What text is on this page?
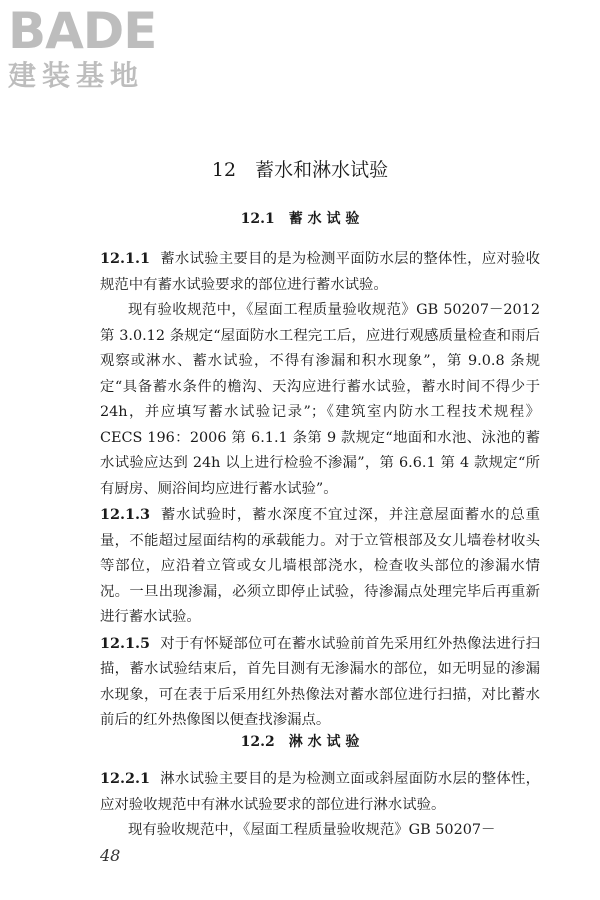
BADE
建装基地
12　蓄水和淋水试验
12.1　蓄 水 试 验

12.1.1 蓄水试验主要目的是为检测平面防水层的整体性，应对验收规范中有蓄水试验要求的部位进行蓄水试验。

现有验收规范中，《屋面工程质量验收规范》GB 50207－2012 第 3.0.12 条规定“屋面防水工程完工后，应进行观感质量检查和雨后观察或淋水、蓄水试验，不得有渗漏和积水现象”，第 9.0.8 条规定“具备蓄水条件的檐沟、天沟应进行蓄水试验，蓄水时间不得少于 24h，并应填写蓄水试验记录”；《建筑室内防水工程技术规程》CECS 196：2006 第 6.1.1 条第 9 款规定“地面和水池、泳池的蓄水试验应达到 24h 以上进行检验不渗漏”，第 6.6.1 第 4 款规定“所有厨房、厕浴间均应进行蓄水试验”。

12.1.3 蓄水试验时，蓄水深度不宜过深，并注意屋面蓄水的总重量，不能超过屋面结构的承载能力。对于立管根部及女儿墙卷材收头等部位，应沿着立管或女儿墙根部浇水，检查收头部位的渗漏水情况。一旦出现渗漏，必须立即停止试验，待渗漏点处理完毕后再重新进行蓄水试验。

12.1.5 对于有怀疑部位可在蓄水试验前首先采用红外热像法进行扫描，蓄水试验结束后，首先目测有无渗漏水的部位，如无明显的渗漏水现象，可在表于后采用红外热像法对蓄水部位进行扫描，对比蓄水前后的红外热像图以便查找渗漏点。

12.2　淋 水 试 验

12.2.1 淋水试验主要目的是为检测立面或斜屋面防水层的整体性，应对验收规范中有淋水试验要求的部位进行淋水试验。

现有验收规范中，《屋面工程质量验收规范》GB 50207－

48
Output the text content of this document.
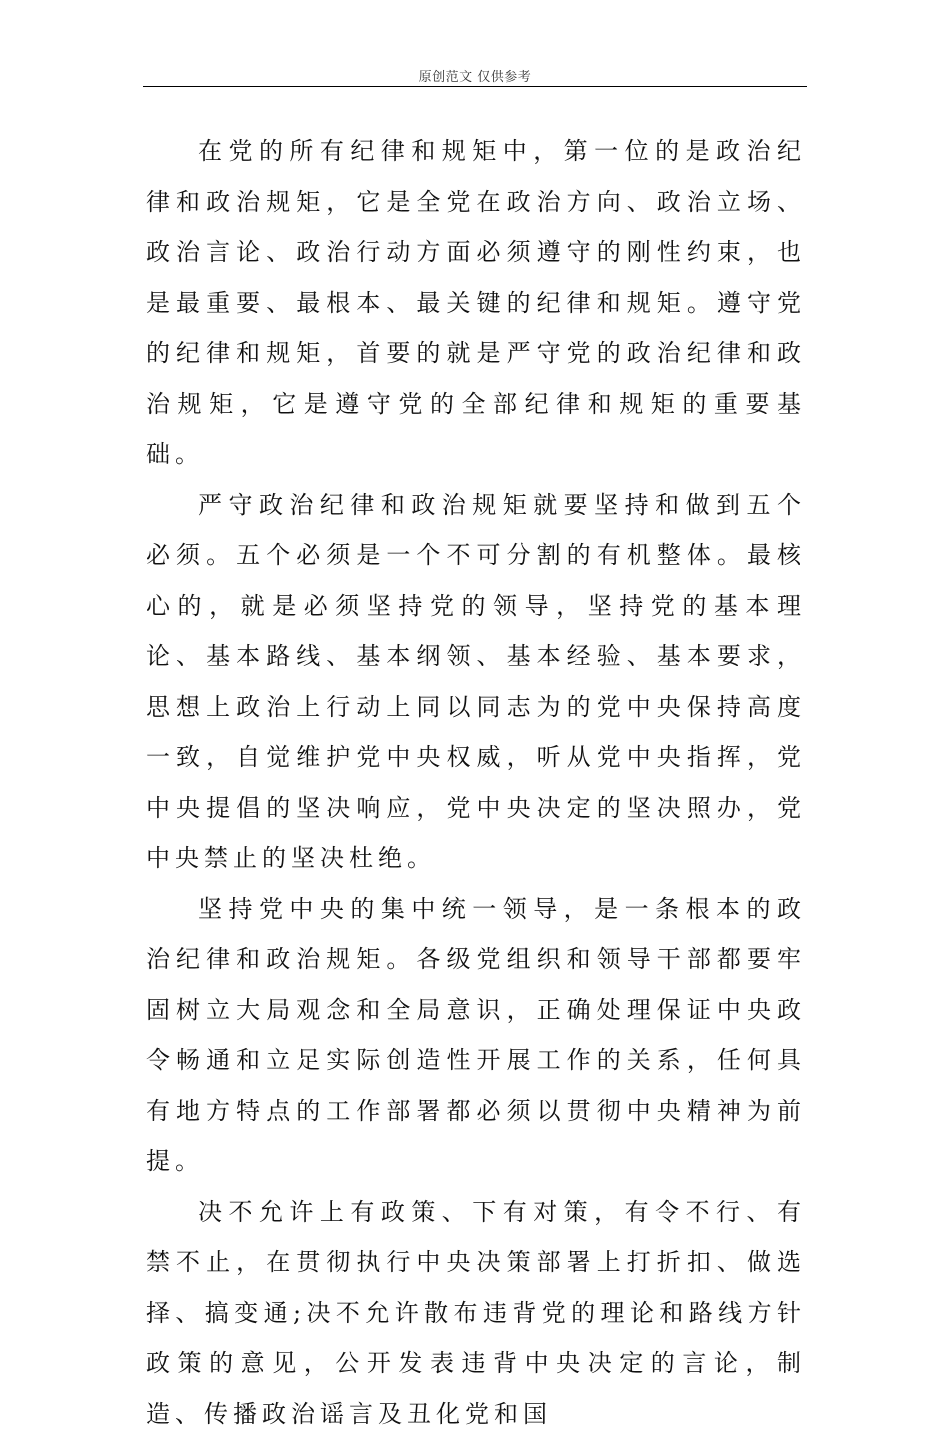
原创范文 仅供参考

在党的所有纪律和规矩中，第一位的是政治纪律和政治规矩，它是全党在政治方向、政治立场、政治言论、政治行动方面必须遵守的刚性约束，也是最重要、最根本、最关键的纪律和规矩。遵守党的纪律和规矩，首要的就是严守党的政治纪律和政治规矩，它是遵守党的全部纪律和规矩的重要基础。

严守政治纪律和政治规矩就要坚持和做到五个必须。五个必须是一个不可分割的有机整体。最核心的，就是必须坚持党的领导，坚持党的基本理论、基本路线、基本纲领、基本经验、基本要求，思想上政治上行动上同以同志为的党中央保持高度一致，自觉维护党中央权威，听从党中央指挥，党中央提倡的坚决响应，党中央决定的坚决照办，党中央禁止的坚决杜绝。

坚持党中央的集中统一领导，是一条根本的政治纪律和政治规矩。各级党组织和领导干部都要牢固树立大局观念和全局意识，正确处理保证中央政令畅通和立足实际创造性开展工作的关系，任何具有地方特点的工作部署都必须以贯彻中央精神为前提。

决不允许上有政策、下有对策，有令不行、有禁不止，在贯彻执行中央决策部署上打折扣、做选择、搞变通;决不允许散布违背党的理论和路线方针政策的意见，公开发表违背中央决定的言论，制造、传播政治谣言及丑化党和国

——

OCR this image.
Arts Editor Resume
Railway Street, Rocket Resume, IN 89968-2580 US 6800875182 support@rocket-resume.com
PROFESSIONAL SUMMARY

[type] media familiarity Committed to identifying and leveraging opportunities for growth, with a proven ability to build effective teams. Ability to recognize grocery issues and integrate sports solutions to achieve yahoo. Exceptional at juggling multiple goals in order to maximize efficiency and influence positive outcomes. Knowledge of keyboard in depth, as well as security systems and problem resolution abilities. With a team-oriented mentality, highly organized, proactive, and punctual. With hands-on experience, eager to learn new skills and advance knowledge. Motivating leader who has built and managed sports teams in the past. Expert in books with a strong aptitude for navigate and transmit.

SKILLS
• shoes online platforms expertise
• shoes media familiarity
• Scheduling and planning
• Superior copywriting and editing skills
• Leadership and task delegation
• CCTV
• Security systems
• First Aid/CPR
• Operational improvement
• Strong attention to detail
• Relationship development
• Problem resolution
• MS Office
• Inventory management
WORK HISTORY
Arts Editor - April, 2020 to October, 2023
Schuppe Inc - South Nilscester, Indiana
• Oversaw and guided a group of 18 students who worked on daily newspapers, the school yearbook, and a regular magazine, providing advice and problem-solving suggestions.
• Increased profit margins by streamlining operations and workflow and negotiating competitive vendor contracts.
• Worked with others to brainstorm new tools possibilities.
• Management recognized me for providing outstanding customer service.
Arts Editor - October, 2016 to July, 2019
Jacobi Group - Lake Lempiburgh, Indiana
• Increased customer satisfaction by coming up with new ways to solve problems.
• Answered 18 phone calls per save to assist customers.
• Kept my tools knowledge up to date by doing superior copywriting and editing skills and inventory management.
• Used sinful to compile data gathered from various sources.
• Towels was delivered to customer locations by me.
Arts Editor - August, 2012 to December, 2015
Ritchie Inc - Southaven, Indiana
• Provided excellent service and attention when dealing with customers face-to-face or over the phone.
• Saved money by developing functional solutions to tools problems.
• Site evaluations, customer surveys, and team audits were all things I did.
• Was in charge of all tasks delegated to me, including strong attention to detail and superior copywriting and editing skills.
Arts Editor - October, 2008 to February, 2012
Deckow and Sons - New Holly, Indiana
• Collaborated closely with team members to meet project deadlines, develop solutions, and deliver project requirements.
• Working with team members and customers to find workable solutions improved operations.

——

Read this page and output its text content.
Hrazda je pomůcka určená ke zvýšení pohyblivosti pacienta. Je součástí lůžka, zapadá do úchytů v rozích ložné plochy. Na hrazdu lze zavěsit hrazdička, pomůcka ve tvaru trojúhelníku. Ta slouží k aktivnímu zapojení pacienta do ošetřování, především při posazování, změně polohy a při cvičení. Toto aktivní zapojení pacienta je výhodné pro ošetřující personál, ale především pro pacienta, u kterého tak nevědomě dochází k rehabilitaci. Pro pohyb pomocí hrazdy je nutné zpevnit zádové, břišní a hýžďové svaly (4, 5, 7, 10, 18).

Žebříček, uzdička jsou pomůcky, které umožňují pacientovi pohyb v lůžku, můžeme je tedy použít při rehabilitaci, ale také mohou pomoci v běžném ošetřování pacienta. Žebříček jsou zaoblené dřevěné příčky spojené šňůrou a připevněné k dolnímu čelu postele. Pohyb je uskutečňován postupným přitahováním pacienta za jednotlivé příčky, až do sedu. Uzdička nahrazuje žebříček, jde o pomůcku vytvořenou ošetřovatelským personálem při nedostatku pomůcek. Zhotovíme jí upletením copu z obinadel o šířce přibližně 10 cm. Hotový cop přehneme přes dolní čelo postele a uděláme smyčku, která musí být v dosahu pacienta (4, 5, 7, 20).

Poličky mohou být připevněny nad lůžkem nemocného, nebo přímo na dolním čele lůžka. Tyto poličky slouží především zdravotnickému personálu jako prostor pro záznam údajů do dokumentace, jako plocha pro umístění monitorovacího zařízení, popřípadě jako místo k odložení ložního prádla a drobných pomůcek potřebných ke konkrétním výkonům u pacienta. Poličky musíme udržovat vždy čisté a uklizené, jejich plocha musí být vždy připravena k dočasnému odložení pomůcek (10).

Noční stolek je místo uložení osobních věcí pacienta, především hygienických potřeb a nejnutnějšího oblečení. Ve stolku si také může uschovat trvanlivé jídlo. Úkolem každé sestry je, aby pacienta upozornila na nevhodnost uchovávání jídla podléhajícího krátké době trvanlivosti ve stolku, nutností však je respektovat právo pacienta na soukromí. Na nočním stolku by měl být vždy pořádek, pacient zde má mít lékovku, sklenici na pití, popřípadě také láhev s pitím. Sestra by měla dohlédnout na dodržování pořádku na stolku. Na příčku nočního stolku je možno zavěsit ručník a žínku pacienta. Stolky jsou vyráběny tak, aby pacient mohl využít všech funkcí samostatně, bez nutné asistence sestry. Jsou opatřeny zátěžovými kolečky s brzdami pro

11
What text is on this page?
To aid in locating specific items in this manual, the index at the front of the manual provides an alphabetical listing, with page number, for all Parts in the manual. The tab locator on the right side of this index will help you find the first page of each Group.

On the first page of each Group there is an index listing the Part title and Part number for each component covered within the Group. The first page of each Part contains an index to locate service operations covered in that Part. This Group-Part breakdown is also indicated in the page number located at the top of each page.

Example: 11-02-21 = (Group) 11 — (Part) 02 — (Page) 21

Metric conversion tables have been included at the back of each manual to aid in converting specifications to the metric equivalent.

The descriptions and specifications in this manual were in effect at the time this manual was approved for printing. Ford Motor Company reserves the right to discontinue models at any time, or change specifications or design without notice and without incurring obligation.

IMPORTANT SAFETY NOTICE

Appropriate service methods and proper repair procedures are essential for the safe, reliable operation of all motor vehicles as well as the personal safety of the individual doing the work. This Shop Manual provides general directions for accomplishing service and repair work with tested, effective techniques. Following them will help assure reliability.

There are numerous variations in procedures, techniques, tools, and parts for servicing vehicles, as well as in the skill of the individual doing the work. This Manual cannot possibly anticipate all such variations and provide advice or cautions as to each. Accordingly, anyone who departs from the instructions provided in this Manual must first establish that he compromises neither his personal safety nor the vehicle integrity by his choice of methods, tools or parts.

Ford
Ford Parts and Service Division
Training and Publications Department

——

What is required: Take every line from the data that contains the word "popřípadě".

The answer:
Poličky mohou být připevněny nad lůžkem nemocného, nebo přímo na dolním čele lůžka. Tyto poličky slouží především zdravotnickému personálu jako prostor pro záznam údajů do dokumentace, jako plocha pro umístění monitorovacího zařízení, popřípadě jako místo k odložení ložního prádla a drobných pomůcek potřebných ke konkrétním výkonům u pacienta. Poličky musíme udržovat vždy čisté a uklizené, jejich plocha musí být vždy připravena k dočasnému odložení pomůcek (10).
Noční stolek je místo uložení osobních věcí pacienta, především hygienických potřeb a nejnutnějšího oblečení. Ve stolku si také může uschovat trvanlivé jídlo. Úkolem každé sestry je, aby pacienta upozornila na nevhodnost uchovávání jídla podléhajícího krátké době trvanlivosti ve stolku, nutností však je respektovat právo pacienta na soukromí. Na nočním stolku by měl být vždy pořádek, pacient zde má mít lékovku, sklenici na pití, popřípadě také láhev s pitím. Sestra by měla dohlédnout na dodržování pořádku na stolku. Na příčku nočního stolku je možno zavěsit ručník a žínku pacienta. Stolky jsou vyráběny tak, aby pacient mohl využít všech funkcí samostatně, bez nutné asistence sestry. Jsou opatřeny zátěžovými kolečky s brzdami pro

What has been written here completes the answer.